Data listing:
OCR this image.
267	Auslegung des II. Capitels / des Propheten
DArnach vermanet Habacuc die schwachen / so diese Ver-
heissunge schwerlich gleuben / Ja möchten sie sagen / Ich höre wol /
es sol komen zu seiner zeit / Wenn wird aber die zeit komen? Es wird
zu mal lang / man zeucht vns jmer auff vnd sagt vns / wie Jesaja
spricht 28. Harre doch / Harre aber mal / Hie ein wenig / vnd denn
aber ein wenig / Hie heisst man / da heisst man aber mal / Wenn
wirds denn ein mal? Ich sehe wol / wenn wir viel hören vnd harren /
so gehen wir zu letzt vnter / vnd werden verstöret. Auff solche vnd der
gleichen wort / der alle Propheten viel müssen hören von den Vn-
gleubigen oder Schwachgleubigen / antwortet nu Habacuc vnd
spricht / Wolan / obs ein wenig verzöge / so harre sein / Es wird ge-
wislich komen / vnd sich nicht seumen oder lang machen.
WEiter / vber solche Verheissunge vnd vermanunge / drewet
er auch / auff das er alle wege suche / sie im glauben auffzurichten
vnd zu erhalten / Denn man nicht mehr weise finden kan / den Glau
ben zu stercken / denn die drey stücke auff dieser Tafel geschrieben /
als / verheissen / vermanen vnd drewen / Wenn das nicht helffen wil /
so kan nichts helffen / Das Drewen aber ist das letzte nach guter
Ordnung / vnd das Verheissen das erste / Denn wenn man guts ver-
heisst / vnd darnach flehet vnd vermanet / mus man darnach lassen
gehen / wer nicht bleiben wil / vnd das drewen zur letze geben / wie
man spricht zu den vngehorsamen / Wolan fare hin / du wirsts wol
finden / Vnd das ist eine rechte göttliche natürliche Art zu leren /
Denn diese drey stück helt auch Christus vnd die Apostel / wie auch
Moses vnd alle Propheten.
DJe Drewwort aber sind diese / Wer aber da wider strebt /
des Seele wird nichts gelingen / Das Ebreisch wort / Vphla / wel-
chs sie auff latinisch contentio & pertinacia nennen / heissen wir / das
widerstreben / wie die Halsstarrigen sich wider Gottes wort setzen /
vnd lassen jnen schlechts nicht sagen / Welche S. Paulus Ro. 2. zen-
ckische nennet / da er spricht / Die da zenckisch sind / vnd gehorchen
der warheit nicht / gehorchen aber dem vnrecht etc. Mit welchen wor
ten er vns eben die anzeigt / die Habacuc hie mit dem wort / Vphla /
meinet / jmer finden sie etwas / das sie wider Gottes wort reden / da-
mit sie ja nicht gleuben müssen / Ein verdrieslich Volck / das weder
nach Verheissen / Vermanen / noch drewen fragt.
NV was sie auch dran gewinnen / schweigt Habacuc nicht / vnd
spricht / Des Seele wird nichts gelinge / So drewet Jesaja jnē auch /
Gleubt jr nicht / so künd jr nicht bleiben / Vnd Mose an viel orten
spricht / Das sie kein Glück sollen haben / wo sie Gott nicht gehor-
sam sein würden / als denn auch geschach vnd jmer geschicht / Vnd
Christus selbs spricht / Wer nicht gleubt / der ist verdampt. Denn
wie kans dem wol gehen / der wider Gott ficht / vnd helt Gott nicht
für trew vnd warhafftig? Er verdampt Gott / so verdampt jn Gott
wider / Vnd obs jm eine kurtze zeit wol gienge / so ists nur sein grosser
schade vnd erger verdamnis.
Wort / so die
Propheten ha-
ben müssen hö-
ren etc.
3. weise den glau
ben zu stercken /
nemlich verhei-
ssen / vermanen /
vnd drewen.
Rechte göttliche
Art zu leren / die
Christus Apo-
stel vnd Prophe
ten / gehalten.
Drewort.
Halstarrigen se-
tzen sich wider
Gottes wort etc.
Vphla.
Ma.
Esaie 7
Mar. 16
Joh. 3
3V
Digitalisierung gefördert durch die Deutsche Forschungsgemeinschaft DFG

THE REQUEST: Reproduce the entries above exactly.

RESPONSE FOR THIS EXERCISE:
OCR this image.
267	Auslegung des II. Capitels / des Propheten
DArnach vermanet Habacuc die schwachen / so diese Ver-
heissunge schwerlich gleuben / Ja möchten sie sagen / Ich höre wol /
es sol komen zu seiner zeit / Wenn wird aber die zeit komen? Es wird
zu mal lang / man zeucht vns jmer auff vnd sagt vns / wie Jesaja
spricht 28. Harre doch / Harre aber mal / Hie ein wenig / vnd denn
aber ein wenig / Hie heisst man / da heisst man aber mal / Wenn
wirds denn ein mal? Ich sehe wol / wenn wir viel hören vnd harren /
so gehen wir zu letzt vnter / vnd werden verstöret. Auff solche vnd der
gleichen wort / der alle Propheten viel müssen hören von den Vn-
gleubigen oder Schwachgleubigen / antwortet nu Habacuc vnd
spricht / Wolan / obs ein wenig verzöge / so harre sein / Es wird ge-
wislich komen / vnd sich nicht seumen oder lang machen.
WEiter / vber solche Verheissunge vnd vermanunge / drewet
er auch / auff das er alle wege suche / sie im glauben auffzurichten
vnd zu erhalten / Denn man nicht mehr weise finden kan / den Glau
ben zu stercken / denn die drey stücke auff dieser Tafel geschrieben /
als / verheissen / vermanen vnd drewen / Wenn das nicht helffen wil /
so kan nichts helffen / Das Drewen aber ist das letzte nach guter
Ordnung / vnd das Verheissen das erste / Denn wenn man guts ver-
heisst / vnd darnach flehet vnd vermanet / mus man darnach lassen
gehen / wer nicht bleiben wil / vnd das drewen zur letze geben / wie
man spricht zu den vngehorsamen / Wolan fare hin / du wirsts wol
finden / Vnd das ist eine rechte göttliche natürliche Art zu leren /
Denn diese drey stück helt auch Christus vnd die Apostel / wie auch
Moses vnd alle Propheten.
DJe Drewwort aber sind diese / Wer aber da wider strebt /
des Seele wird nichts gelingen / Das Ebreisch wort / Vphla / wel-
chs sie auff latinisch contentio & pertinacia nennen / heissen wir / das
widerstreben / wie die Halsstarrigen sich wider Gottes wort setzen /
vnd lassen jnen schlechts nicht sagen / Welche S. Paulus Ro. 2. zen-
ckische nennet / da er spricht / Die da zenckisch sind / vnd gehorchen
der warheit nicht / gehorchen aber dem vnrecht etc. Mit welchen wor
ten er vns eben die anzeigt / die Habacuc hie mit dem wort / Vphla /
meinet / jmer finden sie etwas / das sie wider Gottes wort reden / da-
mit sie ja nicht gleuben müssen / Ein verdrieslich Volck / das weder
nach Verheissen / Vermanen / noch drewen fragt.
NV was sie auch dran gewinnen / schweigt Habacuc nicht / vnd
spricht / Des Seele wird nichts gelinge / So drewet Jesaja jnē auch /
Gleubt jr nicht / so künd jr nicht bleiben / Vnd Mose an viel orten
spricht / Das sie kein Glück sollen haben / wo sie Gott nicht gehor-
sam sein würden / als denn auch geschach vnd jmer geschicht / Vnd
Christus selbs spricht / Wer nicht gleubt / der ist verdampt. Denn
wie kans dem wol gehen / der wider Gott ficht / vnd helt Gott nicht
für trew vnd warhafftig? Er verdampt Gott / so verdampt jn Gott
wider / Vnd obs jm eine kurtze zeit wol gienge / so ists nur sein grosser
schade vnd erger verdamnis.
Wort / so die
Propheten ha-
ben müssen hö-
ren etc.
3. weise den glau
ben zu stercken /
nemlich verhei-
ssen / vermanen /
vnd drewen.
Rechte göttliche
Art zu leren / die
Christus Apo-
stel vnd Prophe
ten / gehalten.
Drewort.
Halstarrigen se-
tzen sich wider
Gottes wort etc.
Vphla.
Ma.
Esaie 7
Mar. 16
Joh. 3
3V
Digitalisierung gefördert durch die Deutsche Forschungsgemeinschaft DFG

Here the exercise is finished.